Directions for this task
Read the records below. Copy each line where the string "medio" occurs.

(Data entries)
---*---

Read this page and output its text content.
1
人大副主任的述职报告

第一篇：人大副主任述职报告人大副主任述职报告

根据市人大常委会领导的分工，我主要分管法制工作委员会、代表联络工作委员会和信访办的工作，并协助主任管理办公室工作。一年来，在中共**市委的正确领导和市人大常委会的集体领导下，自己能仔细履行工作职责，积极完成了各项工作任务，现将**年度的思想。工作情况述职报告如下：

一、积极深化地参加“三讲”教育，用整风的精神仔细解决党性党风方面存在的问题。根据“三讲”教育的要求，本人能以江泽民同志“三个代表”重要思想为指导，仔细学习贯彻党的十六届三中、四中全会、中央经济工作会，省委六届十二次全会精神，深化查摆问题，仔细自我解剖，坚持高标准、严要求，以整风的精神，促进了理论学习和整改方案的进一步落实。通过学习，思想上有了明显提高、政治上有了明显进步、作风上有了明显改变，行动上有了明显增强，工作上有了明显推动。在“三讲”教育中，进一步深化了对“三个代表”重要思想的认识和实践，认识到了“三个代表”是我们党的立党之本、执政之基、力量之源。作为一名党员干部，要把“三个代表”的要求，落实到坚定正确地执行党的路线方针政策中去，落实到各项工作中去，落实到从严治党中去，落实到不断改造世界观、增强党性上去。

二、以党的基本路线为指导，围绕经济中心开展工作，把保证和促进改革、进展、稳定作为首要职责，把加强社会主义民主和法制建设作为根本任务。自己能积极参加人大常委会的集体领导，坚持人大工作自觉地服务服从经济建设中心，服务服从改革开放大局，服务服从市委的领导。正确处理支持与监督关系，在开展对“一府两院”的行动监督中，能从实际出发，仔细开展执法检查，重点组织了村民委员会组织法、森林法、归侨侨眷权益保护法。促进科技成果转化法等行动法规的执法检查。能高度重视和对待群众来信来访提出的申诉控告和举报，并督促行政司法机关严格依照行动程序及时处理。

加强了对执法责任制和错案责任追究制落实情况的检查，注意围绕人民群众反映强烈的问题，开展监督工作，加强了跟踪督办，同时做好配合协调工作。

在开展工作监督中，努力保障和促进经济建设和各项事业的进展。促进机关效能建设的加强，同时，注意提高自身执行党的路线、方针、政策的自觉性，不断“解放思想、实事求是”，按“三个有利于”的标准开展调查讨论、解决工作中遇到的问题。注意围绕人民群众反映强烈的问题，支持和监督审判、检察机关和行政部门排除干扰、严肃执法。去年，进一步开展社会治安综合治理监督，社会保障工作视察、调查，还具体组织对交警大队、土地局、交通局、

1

---*---

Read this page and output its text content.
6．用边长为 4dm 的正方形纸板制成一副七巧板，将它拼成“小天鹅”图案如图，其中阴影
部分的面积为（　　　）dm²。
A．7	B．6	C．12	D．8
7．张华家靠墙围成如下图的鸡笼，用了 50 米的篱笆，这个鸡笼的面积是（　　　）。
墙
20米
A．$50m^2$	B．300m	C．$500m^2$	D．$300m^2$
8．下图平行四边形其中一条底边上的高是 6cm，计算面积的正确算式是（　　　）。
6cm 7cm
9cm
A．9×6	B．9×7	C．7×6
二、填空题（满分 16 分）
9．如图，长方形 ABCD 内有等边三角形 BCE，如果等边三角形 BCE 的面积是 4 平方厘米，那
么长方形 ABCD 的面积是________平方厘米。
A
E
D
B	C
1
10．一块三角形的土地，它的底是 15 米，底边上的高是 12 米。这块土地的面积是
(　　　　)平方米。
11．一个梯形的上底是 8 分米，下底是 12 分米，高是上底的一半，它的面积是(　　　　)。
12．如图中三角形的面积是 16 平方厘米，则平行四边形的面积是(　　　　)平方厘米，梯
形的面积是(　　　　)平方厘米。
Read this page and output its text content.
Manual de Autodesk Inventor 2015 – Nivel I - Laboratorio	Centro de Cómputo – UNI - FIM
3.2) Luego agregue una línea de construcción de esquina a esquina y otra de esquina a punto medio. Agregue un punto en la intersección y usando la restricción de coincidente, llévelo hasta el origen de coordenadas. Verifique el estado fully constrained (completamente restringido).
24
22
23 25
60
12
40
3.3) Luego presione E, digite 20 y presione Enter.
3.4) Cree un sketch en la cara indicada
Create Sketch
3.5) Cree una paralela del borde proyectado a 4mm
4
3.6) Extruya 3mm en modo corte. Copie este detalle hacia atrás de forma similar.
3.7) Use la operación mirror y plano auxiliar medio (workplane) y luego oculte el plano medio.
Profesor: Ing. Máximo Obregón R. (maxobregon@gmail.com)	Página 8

---*---

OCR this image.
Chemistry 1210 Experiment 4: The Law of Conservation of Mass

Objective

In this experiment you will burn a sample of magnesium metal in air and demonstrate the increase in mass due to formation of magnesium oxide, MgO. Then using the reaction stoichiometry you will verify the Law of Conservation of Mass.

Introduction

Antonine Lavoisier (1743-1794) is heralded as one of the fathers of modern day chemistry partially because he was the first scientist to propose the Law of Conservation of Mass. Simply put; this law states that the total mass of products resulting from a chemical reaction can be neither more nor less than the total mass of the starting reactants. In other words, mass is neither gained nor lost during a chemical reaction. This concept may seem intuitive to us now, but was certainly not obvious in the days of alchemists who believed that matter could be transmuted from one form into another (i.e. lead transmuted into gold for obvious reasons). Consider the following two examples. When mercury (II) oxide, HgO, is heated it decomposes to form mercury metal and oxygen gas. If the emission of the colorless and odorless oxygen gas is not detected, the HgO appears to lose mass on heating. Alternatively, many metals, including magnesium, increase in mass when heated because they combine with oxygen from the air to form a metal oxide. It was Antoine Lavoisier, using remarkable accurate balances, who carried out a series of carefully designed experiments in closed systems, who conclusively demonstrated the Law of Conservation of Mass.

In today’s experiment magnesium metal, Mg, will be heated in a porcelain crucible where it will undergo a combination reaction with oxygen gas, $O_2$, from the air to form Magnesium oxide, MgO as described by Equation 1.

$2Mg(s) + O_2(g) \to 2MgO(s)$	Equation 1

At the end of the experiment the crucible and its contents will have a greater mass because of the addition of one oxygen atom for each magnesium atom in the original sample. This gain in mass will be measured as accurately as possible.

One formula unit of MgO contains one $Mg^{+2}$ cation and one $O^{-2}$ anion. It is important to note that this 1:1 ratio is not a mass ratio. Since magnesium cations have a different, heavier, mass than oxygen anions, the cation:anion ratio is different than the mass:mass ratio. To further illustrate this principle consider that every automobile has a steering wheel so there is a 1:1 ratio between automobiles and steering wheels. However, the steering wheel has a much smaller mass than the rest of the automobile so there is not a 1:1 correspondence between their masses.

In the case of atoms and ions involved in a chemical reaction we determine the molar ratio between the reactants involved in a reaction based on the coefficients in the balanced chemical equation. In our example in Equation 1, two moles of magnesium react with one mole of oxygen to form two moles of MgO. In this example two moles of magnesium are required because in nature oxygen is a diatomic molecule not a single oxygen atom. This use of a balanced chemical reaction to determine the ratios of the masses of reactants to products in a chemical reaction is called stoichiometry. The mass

---*---

Answer in full
3.2) Luego agregue una línea de construcción de esquina a esquina y otra de esquina a punto medio. Agregue un punto en la intersección y usando la restricción de coincidente, llévelo hasta el origen de coordenadas. Verifique el estado fully constrained (completamente restringido).
3.7) Use la operación mirror y plano auxiliar medio (workplane) y luego oculte el plano medio.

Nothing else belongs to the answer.